(WRITTEN REQUEST 1): Summarize the probability passage in two sentences.

Let $(\Omega,\mathcal{F},\mathbb{P})$ be a probability space, let $(E,\mathcal{E})$ be a measurable space, and let $X:[0,\infty) \times \Omega \to E$ be a measurable function with the property that for any $n \in \mathbb{N}$, for all $\tau,t_1,\ldots,t_n \geq 0$ the image measure of $\mathbb{P}$ under the $E^n$-valued map

$\hspace{5mm} \omega \mapsto \left( X(t_1,\omega),\ldots,X(t_n,\omega) \right)$

is equal to the image measure of $\mathbb{P}$ under the $E^n$-valued map

$\hspace{5mm} \omega \mapsto \left( X(t_1+\tau,\omega),\ldots,X(t_n+\tau,\omega) \right)$.

(MATERIAL FOR THE TASK):
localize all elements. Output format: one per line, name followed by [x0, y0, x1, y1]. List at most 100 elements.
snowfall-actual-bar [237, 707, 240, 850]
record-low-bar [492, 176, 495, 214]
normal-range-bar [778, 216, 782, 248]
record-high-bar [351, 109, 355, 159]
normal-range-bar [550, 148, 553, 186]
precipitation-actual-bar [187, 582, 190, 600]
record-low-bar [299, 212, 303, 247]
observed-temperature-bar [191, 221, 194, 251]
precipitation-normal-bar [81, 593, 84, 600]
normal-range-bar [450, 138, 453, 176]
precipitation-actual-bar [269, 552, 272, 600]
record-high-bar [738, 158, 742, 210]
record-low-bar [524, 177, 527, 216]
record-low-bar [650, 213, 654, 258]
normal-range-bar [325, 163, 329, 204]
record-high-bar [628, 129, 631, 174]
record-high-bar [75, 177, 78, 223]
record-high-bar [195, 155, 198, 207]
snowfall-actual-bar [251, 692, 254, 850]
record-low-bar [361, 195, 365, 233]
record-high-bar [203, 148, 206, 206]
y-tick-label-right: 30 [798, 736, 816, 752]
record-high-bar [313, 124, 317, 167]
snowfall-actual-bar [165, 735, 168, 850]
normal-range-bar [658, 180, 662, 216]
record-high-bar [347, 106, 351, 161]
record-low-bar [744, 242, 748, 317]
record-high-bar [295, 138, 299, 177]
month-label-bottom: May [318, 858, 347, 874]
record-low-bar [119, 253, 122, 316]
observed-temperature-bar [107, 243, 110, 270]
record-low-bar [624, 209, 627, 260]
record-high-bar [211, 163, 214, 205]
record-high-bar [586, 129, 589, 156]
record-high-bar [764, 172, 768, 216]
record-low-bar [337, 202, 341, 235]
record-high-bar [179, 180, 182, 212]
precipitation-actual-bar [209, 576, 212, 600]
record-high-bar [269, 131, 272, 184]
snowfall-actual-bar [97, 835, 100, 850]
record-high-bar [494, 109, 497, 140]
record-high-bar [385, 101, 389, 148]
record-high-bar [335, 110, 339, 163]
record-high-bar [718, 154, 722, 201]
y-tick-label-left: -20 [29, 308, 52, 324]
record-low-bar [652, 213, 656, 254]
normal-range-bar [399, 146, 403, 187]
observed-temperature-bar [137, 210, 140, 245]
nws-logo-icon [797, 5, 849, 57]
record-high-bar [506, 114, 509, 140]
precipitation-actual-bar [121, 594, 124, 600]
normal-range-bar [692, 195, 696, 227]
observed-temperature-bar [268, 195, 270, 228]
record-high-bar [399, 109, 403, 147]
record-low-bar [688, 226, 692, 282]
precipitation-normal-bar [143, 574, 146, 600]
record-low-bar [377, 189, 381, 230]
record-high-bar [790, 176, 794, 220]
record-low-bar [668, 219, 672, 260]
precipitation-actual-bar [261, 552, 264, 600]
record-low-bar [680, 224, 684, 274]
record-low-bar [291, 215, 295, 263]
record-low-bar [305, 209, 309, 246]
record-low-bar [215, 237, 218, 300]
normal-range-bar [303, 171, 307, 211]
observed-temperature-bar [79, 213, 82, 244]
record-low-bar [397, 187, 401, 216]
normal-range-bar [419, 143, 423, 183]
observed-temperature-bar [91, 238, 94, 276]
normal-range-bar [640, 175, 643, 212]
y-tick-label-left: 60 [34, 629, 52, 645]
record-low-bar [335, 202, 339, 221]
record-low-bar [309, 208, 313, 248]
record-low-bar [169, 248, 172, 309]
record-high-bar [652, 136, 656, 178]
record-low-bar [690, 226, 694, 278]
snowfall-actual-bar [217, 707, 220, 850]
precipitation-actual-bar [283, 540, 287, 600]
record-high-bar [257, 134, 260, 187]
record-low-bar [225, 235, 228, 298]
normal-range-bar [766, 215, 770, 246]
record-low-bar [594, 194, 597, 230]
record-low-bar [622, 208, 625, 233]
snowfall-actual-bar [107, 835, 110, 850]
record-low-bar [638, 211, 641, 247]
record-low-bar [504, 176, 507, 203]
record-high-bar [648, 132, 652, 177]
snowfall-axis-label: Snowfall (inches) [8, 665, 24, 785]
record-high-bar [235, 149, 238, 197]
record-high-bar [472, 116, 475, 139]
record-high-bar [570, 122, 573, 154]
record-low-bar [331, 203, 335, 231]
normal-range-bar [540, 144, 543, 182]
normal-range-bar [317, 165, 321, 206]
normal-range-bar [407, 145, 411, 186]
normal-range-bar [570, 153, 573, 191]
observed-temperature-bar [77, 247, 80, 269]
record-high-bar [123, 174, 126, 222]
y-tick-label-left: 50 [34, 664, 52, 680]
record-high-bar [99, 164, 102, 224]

* * *

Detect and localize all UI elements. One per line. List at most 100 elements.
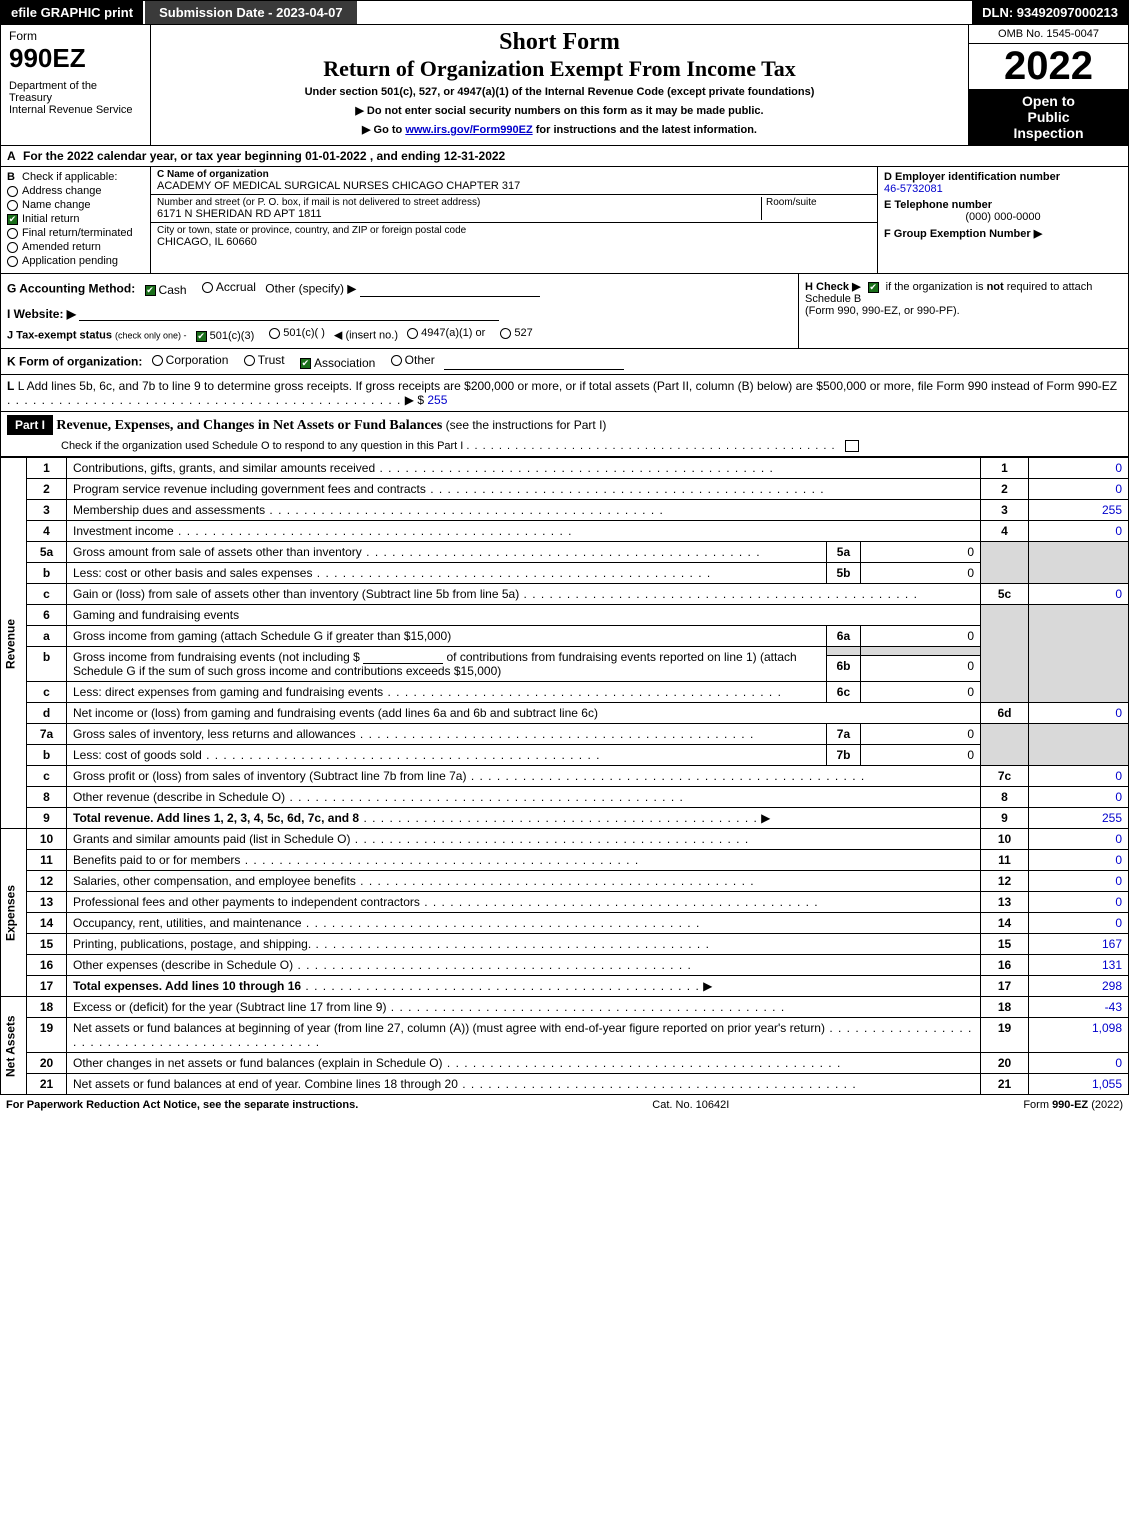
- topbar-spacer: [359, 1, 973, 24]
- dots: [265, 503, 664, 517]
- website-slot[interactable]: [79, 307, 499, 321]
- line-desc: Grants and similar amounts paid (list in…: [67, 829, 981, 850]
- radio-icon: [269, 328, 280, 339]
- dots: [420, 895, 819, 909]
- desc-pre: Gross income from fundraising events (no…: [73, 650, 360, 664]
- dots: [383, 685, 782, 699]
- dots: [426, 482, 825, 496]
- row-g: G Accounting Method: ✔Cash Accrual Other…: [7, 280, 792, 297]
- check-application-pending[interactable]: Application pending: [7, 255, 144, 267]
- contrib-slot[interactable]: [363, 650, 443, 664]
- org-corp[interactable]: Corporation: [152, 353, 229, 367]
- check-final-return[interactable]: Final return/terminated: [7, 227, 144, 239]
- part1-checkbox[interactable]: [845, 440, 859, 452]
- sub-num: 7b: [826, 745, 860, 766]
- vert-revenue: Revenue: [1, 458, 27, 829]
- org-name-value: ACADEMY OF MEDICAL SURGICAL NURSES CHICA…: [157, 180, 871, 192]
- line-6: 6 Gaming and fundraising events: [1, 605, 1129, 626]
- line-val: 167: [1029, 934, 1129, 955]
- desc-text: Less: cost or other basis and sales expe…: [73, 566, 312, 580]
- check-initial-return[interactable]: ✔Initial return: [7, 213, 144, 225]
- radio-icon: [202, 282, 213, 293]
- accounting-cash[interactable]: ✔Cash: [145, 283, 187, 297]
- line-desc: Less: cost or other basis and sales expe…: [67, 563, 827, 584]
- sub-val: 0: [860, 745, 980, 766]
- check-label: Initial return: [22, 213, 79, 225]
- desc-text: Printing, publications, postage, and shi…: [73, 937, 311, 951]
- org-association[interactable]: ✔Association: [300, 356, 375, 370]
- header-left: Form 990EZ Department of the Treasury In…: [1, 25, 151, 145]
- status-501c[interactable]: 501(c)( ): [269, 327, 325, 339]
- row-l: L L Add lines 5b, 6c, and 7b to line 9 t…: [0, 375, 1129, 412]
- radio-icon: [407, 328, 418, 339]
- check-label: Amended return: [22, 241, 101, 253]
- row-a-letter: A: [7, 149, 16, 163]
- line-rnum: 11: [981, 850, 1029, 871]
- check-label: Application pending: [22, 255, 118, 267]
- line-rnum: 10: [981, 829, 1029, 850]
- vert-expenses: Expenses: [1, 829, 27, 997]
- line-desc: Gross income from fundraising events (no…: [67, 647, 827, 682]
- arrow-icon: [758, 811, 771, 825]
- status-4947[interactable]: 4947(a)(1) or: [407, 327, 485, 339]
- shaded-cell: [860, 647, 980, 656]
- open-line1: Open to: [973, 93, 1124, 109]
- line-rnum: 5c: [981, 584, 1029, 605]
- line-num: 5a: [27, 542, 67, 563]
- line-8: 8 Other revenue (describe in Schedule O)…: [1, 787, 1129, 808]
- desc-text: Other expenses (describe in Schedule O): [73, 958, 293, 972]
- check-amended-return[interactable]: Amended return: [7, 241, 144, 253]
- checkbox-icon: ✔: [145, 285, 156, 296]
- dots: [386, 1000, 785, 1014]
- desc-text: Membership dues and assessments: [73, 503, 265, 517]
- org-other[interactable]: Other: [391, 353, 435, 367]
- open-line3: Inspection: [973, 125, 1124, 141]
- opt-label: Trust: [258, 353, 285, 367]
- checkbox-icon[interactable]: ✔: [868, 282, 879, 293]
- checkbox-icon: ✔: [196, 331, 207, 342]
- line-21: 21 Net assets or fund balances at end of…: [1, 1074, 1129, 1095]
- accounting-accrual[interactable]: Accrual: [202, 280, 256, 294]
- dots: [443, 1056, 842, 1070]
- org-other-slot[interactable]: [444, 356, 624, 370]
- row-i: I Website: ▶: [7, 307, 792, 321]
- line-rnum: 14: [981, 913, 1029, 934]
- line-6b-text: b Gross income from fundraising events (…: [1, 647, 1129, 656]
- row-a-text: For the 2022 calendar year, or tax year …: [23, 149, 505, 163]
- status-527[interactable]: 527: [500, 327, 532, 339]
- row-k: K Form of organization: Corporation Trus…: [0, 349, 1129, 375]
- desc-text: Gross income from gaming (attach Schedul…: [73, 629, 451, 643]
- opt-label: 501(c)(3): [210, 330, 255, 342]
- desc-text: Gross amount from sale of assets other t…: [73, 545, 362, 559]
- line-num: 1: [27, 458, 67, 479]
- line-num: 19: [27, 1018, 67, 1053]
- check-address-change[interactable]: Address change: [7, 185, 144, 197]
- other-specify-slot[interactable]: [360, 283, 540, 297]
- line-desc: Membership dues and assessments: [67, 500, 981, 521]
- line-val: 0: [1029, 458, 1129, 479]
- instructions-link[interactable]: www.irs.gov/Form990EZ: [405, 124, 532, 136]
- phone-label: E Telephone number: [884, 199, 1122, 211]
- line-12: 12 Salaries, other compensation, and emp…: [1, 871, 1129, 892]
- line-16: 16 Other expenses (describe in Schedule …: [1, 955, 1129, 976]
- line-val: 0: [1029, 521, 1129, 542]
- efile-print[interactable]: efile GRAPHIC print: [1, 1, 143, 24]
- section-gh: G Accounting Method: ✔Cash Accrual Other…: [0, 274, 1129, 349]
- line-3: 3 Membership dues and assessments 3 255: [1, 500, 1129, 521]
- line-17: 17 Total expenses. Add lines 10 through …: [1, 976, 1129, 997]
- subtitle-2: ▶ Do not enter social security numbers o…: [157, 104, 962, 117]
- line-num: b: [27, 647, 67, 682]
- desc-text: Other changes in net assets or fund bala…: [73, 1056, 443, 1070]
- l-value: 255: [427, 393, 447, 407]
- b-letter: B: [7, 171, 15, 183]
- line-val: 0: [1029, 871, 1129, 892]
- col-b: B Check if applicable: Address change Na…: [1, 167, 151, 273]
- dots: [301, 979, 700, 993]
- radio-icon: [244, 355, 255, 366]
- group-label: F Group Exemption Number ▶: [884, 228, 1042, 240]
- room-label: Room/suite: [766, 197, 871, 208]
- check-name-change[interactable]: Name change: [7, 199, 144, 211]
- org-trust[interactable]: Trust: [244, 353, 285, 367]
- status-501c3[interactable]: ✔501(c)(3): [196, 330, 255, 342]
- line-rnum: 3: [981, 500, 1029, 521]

(WRITTEN REQUEST 2): In the listing, copy the lines without any change, beginning at the line that contains "- topbar-spacer: [359, 1, 973, 24]" and stopping after the line that contains "- check-application-pending[interactable]: Application".

(RESPONSE 1): The passage takes a probability space (Ω, 𝓕, ℙ), a measurable space (E, 𝓔) and a measurable function X from [0, ∞) × Ω to E. It requires that, for every n ∈ ℕ and all τ, t₁, …, tₙ ≥ 0, the image measure of ℙ under ω ↦ (X(t₁, ω), …, X(tₙ, ω)) equal the image measure of ℙ under ω ↦ (X(t₁ + τ, ω), …, X(tₙ + τ, ω)).

(RESPONSE 2):
- topbar-spacer: [359, 1, 973, 24]
- dots: [265, 503, 664, 517]
- website-slot[interactable]: [79, 307, 499, 321]
- line-desc: Grants and similar amounts paid (list in…: [67, 829, 981, 850]
- radio-icon: [269, 328, 280, 339]
- dots: [420, 895, 819, 909]
- desc-pre: Gross income from fundraising events (no…: [73, 650, 360, 664]
- dots: [383, 685, 782, 699]
- dots: [426, 482, 825, 496]
- row-g: G Accounting Method: ✔Cash Accrual Other…: [7, 280, 792, 297]
- check-application-pending[interactable]: Application pending: [7, 255, 144, 267]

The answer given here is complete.